### [GIVEN EXERCISE]
Retype the data that follows line by line, exactly, and leave its pictures out.

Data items
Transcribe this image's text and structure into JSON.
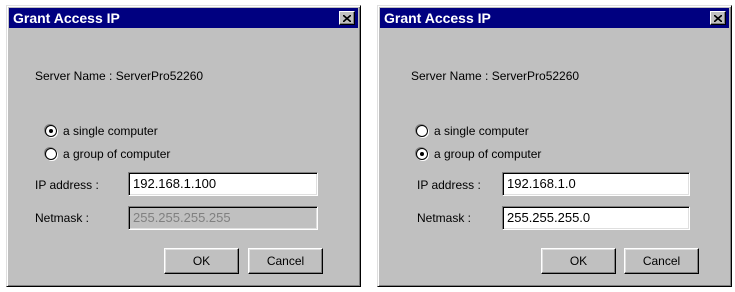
{
  "dialogs": [
    {
      "title": "Grant Access IP",
      "server_name": "Server Name : ServerPro52260",
      "radio_single": {
        "label": "a single computer",
        "checked": true
      },
      "radio_group": {
        "label": "a group of computer",
        "checked": false
      },
      "ip_label": "IP address :",
      "ip_value": "192.168.1.100",
      "netmask_label": "Netmask :",
      "netmask_value": "255.255.255.255",
      "netmask_enabled": false,
      "ok_label": "OK",
      "cancel_label": "Cancel"
    },
    {
      "title": "Grant Access IP",
      "server_name": "Server Name : ServerPro52260",
      "radio_single": {
        "label": "a single computer",
        "checked": false
      },
      "radio_group": {
        "label": "a group of computer",
        "checked": true
      },
      "ip_label": "IP address :",
      "ip_value": "192.168.1.0",
      "netmask_label": "Netmask :",
      "netmask_value": "255.255.255.0",
      "netmask_enabled": true,
      "ok_label": "OK",
      "cancel_label": "Cancel"
    }
  ],
  "icons": {
    "close": "close-icon",
    "radio": "radio-button"
  },
  "colors": {
    "titlebar": "#000080",
    "dialog_bg": "#c0c0c0",
    "disabled_text": "#808080"
  }
}
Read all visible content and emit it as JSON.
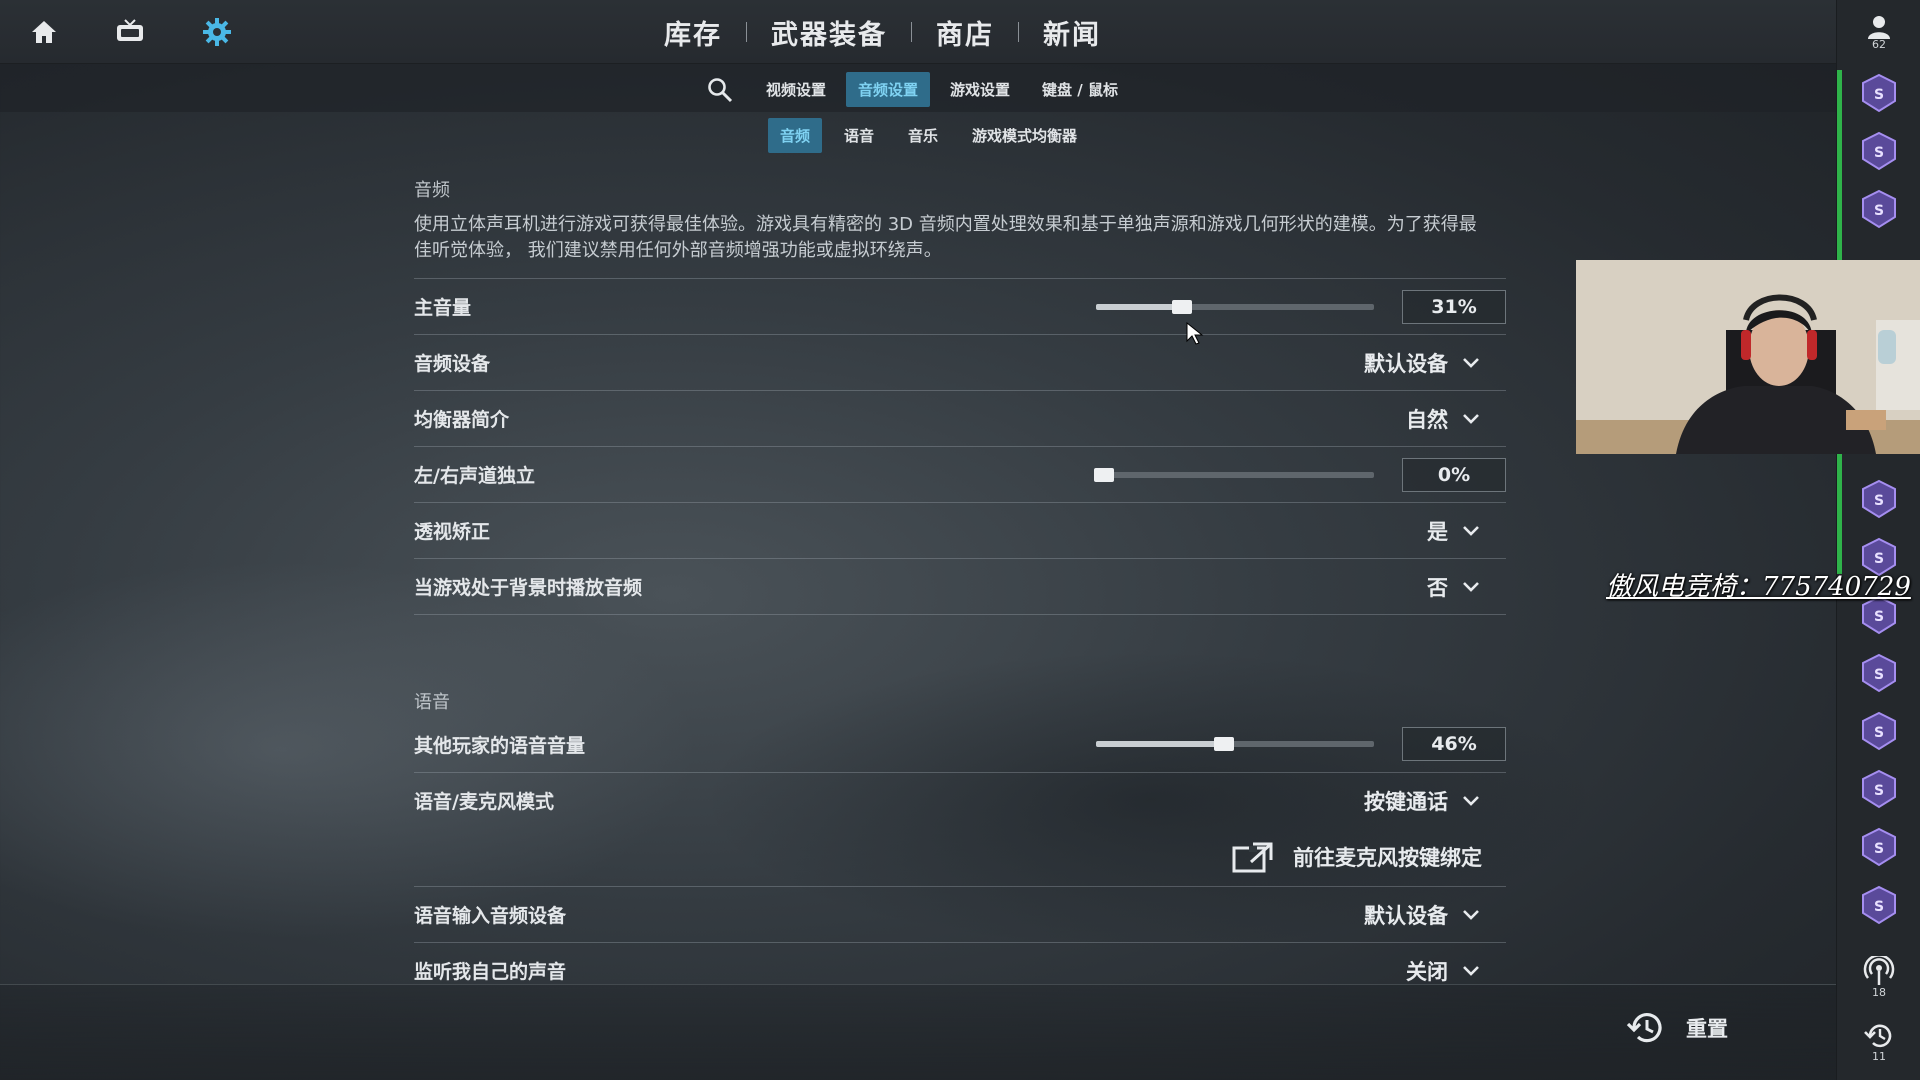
{
  "nav": {
    "main_tabs": [
      "库存",
      "武器装备",
      "商店",
      "新闻"
    ],
    "sub_tabs": [
      "视频设置",
      "音频设置",
      "游戏设置",
      "键盘 / 鼠标"
    ],
    "sub_active": "音频设置",
    "tertiary_tabs": [
      "音频",
      "语音",
      "音乐",
      "游戏模式均衡器"
    ],
    "tertiary_active": "音频"
  },
  "audio": {
    "section_title": "音频",
    "description": "使用立体声耳机进行游戏可获得最佳体验。游戏具有精密的 3D 音频内置处理效果和基于单独声源和游戏几何形状的建模。为了获得最佳听觉体验， 我们建议禁用任何外部音频增强功能或虚拟环绕声。",
    "master_volume": {
      "label": "主音量",
      "value": 31,
      "display": "31%"
    },
    "device": {
      "label": "音频设备",
      "value": "默认设备"
    },
    "eq_profile": {
      "label": "均衡器简介",
      "value": "自然"
    },
    "lr_isolation": {
      "label": "左/右声道独立",
      "value": 0,
      "display": "0%"
    },
    "perspective": {
      "label": "透视矫正",
      "value": "是"
    },
    "background_audio": {
      "label": "当游戏处于背景时播放音频",
      "value": "否"
    }
  },
  "voice": {
    "section_title": "语音",
    "others_volume": {
      "label": "其他玩家的语音音量",
      "value": 46,
      "display": "46%"
    },
    "mic_mode": {
      "label": "语音/麦克风模式",
      "value": "按键通话"
    },
    "bind_link": "前往麦克风按键绑定",
    "input_device": {
      "label": "语音输入音频设备",
      "value": "默认设备"
    },
    "monitor": {
      "label": "监听我自己的声音",
      "value": "关闭"
    }
  },
  "footer": {
    "reset_label": "重置"
  },
  "rail": {
    "friends_count": "62",
    "broadcast_count": "18",
    "history_count": "11"
  },
  "overlay": {
    "watermark": "傲风电竞椅：775740729"
  },
  "colors": {
    "accent": "#2f6c8a",
    "accent_text": "#7fd2f2",
    "online": "#2fb34a",
    "badge": "#8a6fd1"
  }
}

### [EXERCISE RESULT]
Transcribe this image's text and structure into JSON.
{
  "dialogs": [
    {
      "title": "Grant Access IP",
      "server_name": "Server Name : ServerPro52260",
      "radio_single": {
        "label": "a single computer",
        "checked": true
      },
      "radio_group": {
        "label": "a group of computer",
        "checked": false
      },
      "ip_label": "IP address :",
      "ip_value": "192.168.1.100",
      "netmask_label": "Netmask :",
      "netmask_value": "255.255.255.255",
      "netmask_enabled": false,
      "ok_label": "OK",
      "cancel_label": "Cancel"
    },
    {
      "title": "Grant Access IP",
      "server_name": "Server Name : ServerPro52260",
      "radio_single": {
        "label": "a single computer",
        "checked": false
      },
      "radio_group": {
        "label": "a group of computer",
        "checked": true
      },
      "ip_label": "IP address :",
      "ip_value": "192.168.1.0",
      "netmask_label": "Netmask :",
      "netmask_value": "255.255.255.0",
      "netmask_enabled": true,
      "ok_label": "OK",
      "cancel_label": "Cancel"
    }
  ],
  "icons": {
    "close": "close-icon",
    "radio": "radio-button"
  },
  "colors": {
    "titlebar": "#000080",
    "dialog_bg": "#c0c0c0",
    "disabled_text": "#808080"
  }
}
Read all visible content and emit it as JSON.
{
  "nav": {
    "main_tabs": [
      "库存",
      "武器装备",
      "商店",
      "新闻"
    ],
    "sub_tabs": [
      "视频设置",
      "音频设置",
      "游戏设置",
      "键盘 / 鼠标"
    ],
    "sub_active": "音频设置",
    "tertiary_tabs": [
      "音频",
      "语音",
      "音乐",
      "游戏模式均衡器"
    ],
    "tertiary_active": "音频"
  },
  "audio": {
    "section_title": "音频",
    "description": "使用立体声耳机进行游戏可获得最佳体验。游戏具有精密的 3D 音频内置处理效果和基于单独声源和游戏几何形状的建模。为了获得最佳听觉体验， 我们建议禁用任何外部音频增强功能或虚拟环绕声。",
    "master_volume": {
      "label": "主音量",
      "value": 31,
      "display": "31%"
    },
    "device": {
      "label": "音频设备",
      "value": "默认设备"
    },
    "eq_profile": {
      "label": "均衡器简介",
      "value": "自然"
    },
    "lr_isolation": {
      "label": "左/右声道独立",
      "value": 0,
      "display": "0%"
    },
    "perspective": {
      "label": "透视矫正",
      "value": "是"
    },
    "background_audio": {
      "label": "当游戏处于背景时播放音频",
      "value": "否"
    }
  },
  "voice": {
    "section_title": "语音",
    "others_volume": {
      "label": "其他玩家的语音音量",
      "value": 46,
      "display": "46%"
    },
    "mic_mode": {
      "label": "语音/麦克风模式",
      "value": "按键通话"
    },
    "bind_link": "前往麦克风按键绑定",
    "input_device": {
      "label": "语音输入音频设备",
      "value": "默认设备"
    },
    "monitor": {
      "label": "监听我自己的声音",
      "value": "关闭"
    }
  },
  "footer": {
    "reset_label": "重置"
  },
  "rail": {
    "friends_count": "62",
    "broadcast_count": "18",
    "history_count": "11"
  },
  "overlay": {
    "watermark": "傲风电竞椅：775740729"
  },
  "colors": {
    "accent": "#2f6c8a",
    "accent_text": "#7fd2f2",
    "online": "#2fb34a",
    "badge": "#8a6fd1"
  }
}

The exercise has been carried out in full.